• [Records for the task]:
::::::::::

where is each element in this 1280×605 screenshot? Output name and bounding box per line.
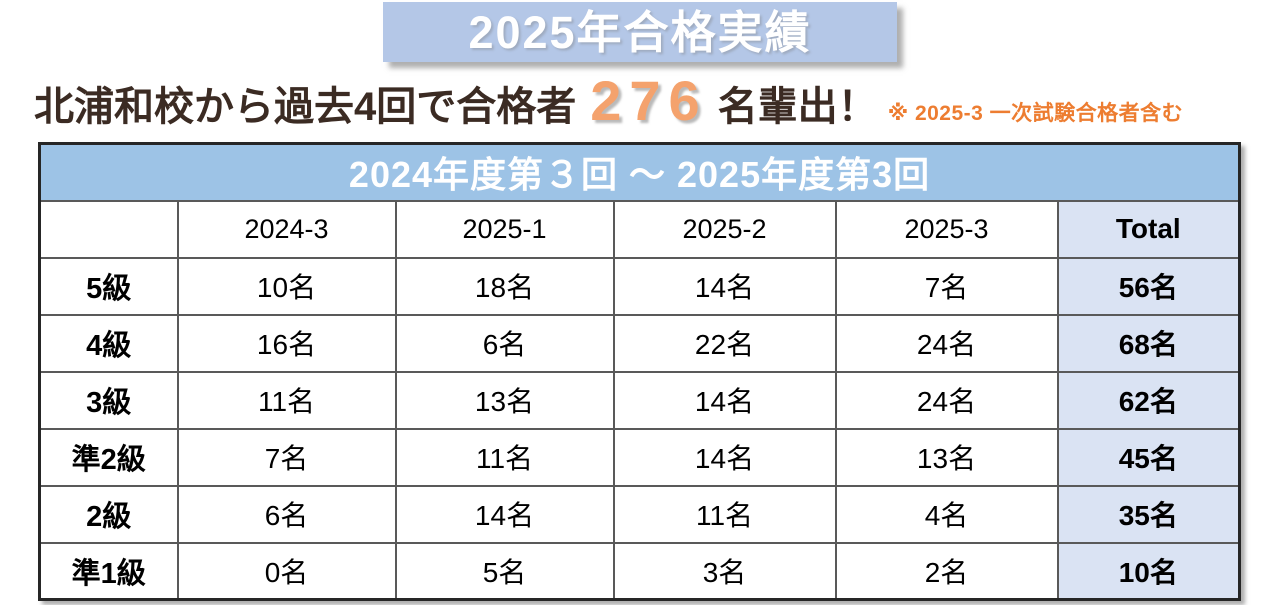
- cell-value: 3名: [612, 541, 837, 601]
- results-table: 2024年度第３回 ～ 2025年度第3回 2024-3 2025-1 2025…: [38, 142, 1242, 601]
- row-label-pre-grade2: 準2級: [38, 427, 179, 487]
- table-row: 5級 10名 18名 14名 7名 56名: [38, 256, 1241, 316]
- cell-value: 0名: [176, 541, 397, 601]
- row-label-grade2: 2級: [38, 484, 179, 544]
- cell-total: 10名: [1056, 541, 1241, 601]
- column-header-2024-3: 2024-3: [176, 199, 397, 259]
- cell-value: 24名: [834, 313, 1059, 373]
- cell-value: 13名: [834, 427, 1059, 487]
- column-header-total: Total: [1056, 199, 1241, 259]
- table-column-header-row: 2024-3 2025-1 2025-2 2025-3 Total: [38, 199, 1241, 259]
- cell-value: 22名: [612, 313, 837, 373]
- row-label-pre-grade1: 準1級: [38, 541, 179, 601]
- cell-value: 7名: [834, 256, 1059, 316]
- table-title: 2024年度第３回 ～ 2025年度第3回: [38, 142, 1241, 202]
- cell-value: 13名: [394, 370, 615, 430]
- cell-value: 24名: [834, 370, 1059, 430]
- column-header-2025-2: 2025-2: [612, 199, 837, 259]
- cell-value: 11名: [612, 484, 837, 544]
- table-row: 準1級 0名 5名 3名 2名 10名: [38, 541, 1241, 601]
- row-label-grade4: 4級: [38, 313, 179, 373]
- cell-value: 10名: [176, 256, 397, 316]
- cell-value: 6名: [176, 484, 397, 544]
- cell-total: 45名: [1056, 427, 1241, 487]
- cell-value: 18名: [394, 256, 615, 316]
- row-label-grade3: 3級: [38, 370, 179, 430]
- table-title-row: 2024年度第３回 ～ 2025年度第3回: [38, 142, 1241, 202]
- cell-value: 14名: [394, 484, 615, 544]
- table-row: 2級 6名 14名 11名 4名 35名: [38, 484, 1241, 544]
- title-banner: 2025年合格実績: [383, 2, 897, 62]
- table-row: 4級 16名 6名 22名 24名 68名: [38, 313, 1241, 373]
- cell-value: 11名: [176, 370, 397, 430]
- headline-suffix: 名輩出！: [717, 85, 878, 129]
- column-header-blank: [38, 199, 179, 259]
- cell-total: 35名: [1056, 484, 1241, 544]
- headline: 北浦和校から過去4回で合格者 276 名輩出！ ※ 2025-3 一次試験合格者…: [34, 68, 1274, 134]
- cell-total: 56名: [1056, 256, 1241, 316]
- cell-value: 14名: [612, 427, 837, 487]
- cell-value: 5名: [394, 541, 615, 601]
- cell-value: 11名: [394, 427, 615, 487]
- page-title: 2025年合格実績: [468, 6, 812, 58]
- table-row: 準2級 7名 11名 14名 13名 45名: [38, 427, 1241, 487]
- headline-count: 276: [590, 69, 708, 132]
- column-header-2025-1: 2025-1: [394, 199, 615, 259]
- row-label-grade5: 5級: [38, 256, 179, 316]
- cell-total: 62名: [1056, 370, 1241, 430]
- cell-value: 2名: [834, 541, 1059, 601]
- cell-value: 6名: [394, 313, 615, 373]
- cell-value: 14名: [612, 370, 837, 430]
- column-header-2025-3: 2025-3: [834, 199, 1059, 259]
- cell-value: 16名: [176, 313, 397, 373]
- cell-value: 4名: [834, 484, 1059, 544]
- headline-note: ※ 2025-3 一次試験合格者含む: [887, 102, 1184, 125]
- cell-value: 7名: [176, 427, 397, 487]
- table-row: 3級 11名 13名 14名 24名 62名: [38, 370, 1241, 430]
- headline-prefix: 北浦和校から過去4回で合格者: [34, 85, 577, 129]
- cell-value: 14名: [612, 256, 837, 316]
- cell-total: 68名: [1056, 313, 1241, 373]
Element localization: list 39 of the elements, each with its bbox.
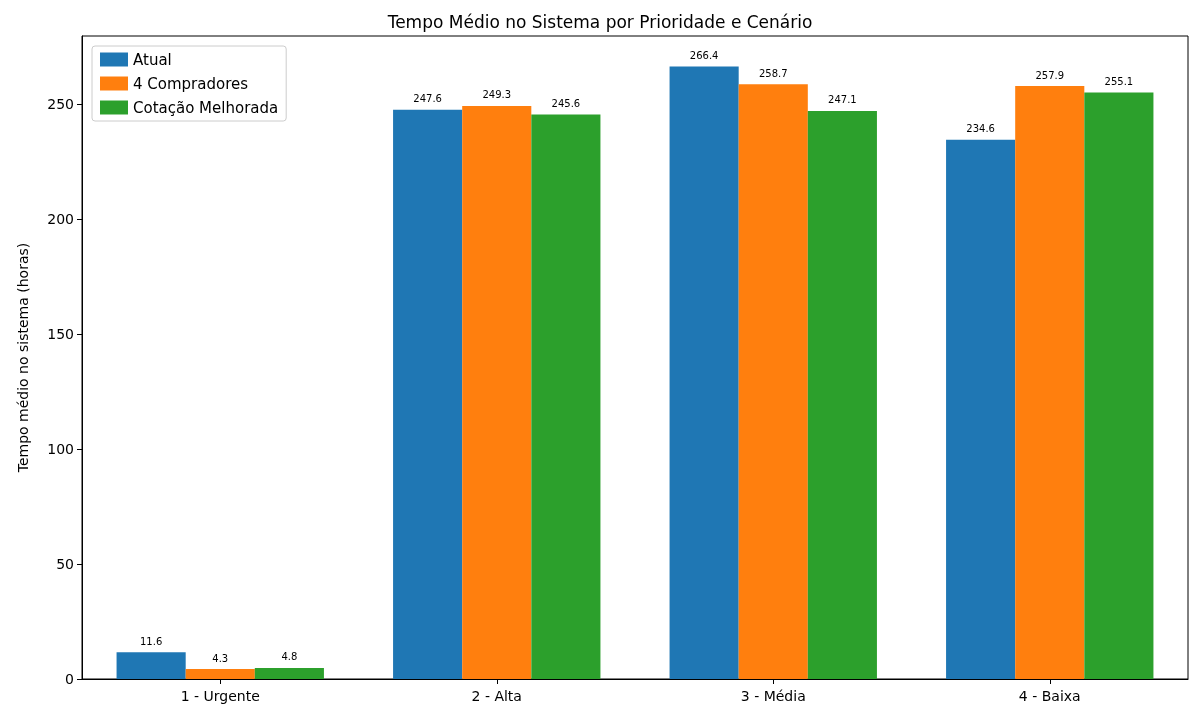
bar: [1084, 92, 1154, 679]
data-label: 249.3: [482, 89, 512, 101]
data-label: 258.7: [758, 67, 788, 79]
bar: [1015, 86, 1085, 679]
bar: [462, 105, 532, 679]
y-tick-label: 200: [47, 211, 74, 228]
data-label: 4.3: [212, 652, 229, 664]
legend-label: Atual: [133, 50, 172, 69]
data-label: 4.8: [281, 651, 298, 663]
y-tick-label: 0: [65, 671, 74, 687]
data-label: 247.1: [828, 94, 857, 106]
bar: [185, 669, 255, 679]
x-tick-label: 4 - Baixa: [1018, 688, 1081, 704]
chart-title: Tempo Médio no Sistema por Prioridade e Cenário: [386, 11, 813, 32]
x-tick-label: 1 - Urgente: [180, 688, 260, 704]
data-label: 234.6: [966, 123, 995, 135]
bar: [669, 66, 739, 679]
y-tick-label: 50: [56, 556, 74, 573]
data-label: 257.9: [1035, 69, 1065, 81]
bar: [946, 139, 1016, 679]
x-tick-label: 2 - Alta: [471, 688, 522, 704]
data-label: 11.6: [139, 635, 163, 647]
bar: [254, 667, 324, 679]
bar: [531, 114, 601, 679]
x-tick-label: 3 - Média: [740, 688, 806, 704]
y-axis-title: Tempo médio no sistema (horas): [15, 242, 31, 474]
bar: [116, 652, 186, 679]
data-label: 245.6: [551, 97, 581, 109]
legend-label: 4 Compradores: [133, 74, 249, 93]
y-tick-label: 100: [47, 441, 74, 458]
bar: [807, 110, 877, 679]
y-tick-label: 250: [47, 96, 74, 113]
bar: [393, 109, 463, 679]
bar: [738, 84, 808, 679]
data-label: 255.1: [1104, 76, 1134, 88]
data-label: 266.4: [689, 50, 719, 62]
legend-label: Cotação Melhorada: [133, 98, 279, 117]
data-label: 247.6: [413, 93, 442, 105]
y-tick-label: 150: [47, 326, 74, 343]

::::::::::

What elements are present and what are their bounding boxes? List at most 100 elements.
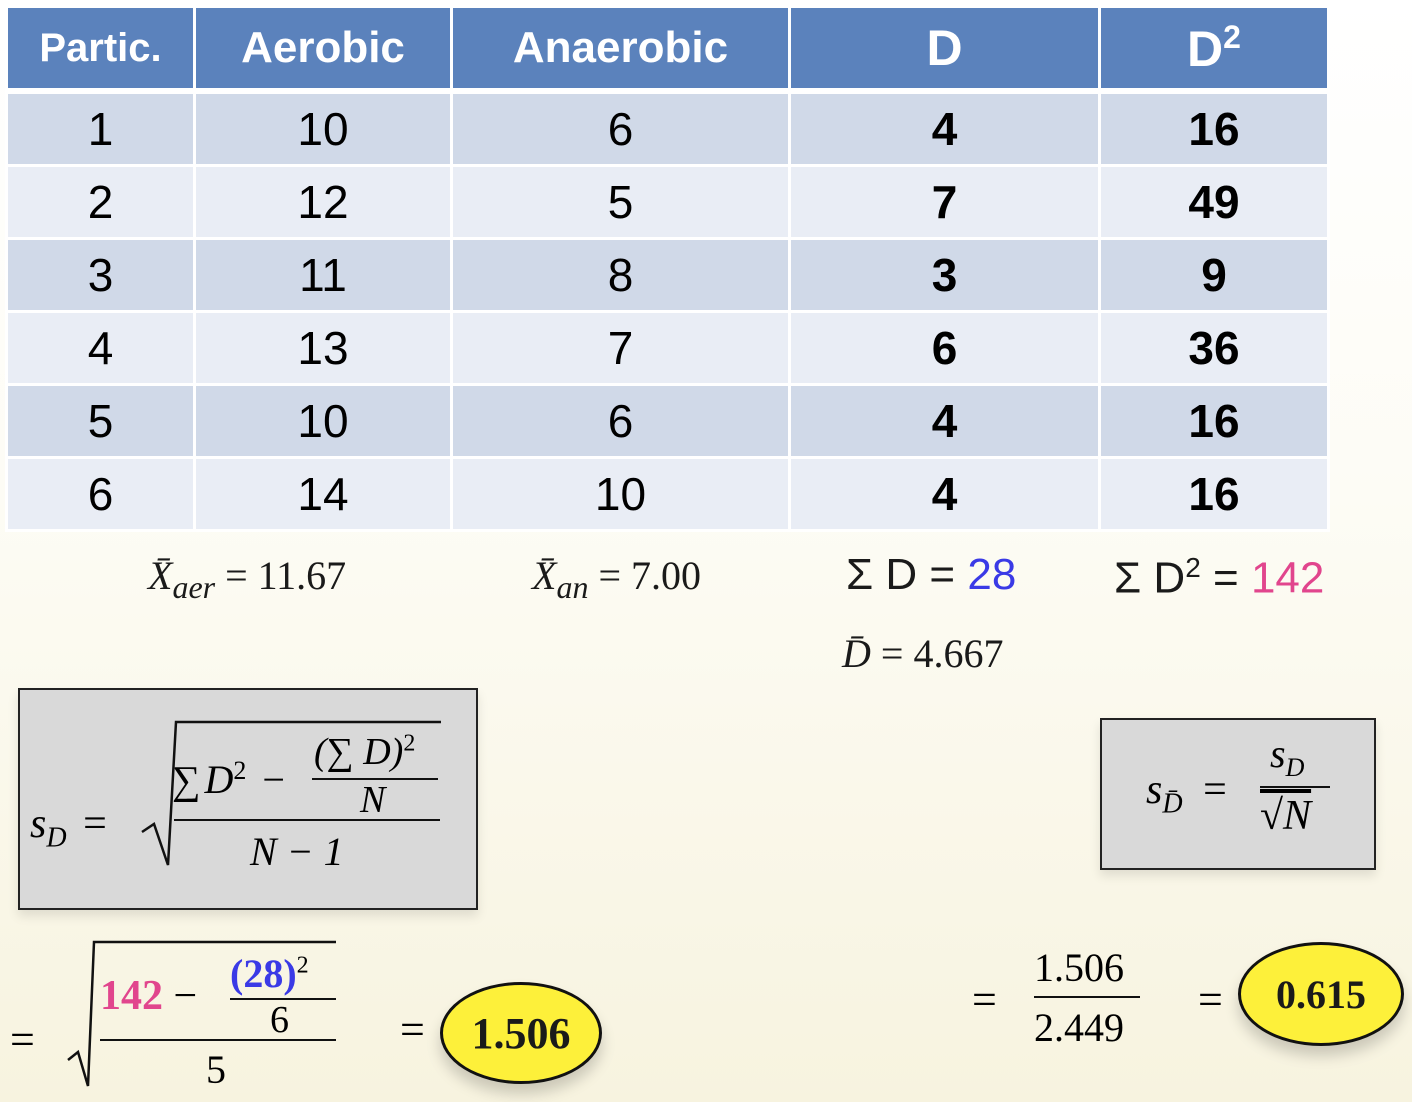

::::::::::

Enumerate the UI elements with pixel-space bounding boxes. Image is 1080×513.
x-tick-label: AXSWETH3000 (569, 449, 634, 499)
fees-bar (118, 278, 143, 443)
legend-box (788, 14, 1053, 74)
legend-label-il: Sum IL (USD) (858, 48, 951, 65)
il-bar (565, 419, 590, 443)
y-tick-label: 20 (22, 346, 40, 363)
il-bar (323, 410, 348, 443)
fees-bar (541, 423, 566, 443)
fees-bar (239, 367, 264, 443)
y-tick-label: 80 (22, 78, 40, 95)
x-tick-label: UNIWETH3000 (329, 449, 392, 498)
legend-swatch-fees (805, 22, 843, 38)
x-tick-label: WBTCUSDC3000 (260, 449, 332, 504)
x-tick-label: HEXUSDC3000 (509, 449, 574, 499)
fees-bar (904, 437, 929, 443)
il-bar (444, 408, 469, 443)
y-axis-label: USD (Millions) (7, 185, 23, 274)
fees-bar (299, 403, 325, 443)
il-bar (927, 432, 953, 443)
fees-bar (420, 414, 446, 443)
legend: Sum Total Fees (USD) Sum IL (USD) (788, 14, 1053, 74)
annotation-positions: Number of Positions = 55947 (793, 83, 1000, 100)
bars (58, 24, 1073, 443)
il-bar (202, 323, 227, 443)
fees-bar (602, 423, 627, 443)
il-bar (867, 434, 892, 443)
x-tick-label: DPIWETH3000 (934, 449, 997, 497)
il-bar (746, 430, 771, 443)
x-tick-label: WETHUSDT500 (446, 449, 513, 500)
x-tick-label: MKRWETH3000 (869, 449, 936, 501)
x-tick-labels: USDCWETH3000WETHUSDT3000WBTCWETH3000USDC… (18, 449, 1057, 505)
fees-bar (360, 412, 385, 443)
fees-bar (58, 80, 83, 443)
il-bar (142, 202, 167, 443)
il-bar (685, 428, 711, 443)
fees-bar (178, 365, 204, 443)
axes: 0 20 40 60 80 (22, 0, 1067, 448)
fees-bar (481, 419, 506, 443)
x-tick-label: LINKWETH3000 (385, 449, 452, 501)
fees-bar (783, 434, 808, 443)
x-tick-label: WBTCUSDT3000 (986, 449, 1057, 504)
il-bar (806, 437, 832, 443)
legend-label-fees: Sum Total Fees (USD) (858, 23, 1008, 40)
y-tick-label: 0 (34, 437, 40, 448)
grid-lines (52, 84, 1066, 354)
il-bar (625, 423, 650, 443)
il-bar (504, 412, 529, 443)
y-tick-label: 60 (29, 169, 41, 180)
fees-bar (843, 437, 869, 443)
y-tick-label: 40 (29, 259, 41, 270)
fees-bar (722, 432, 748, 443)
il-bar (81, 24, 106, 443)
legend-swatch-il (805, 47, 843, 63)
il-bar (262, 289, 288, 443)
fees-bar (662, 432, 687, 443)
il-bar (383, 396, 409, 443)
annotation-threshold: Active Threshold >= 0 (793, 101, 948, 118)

::::::::::

Pull out every line of the entries above that contains the word "each", matching uppercase and lowercase exactly.

where is each element in this 1280×605 screenshot? Output name and bounding box per line.
Element localization: list 39 of the elements, each with its bbox.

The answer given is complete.